— Start —

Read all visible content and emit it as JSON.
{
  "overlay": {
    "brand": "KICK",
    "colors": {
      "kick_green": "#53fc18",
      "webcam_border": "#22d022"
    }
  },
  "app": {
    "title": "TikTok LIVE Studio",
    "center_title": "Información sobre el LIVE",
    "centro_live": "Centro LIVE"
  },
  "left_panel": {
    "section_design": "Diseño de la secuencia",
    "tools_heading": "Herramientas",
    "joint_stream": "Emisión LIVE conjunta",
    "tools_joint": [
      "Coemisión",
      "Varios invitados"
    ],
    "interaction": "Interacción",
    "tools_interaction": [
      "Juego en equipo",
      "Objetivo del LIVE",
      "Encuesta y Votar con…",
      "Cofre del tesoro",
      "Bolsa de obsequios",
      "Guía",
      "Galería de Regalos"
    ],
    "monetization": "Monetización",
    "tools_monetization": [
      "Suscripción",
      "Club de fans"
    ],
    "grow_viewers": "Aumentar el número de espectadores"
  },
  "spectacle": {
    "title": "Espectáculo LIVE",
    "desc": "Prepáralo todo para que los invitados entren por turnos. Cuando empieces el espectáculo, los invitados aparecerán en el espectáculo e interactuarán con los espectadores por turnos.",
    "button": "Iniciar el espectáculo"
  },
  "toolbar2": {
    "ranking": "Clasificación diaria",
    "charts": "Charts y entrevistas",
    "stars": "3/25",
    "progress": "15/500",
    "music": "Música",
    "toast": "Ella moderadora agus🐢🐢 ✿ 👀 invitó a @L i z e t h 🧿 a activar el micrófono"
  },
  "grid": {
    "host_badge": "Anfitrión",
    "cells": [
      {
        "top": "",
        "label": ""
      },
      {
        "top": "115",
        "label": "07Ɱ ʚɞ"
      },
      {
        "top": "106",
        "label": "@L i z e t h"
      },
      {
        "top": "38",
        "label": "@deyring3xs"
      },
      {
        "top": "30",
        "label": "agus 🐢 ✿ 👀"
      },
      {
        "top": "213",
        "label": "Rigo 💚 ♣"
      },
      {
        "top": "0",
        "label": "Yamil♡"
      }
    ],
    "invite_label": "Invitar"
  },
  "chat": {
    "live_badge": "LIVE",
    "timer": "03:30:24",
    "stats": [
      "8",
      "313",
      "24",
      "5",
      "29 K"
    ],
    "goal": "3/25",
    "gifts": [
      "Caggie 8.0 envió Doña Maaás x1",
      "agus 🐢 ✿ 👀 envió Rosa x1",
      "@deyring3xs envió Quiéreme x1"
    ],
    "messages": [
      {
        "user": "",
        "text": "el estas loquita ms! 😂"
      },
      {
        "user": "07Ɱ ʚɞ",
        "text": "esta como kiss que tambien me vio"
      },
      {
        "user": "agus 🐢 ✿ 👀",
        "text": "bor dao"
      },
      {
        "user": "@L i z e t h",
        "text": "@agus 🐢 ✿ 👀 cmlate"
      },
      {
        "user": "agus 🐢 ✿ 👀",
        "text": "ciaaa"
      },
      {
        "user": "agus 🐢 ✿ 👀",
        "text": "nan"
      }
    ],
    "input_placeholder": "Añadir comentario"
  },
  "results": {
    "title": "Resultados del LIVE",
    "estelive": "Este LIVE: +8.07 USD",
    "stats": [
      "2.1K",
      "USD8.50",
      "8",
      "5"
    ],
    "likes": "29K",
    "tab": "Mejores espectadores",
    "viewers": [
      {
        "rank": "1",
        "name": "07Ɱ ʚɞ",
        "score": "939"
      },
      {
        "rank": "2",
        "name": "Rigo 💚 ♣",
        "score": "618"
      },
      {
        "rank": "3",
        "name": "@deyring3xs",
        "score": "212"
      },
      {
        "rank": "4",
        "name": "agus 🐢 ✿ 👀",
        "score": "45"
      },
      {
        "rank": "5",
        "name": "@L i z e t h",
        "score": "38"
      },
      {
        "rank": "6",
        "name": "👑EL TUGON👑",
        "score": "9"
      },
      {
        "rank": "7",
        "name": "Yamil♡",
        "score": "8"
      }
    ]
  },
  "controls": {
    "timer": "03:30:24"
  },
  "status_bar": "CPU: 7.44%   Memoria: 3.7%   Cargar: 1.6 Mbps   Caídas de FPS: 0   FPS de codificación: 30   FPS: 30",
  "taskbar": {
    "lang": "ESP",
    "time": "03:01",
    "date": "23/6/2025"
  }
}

— End —

_Exercise task:_
Look through the material above and work out how many of its lines contain "espectadores". State the number only.

_Result of the exercise:_
3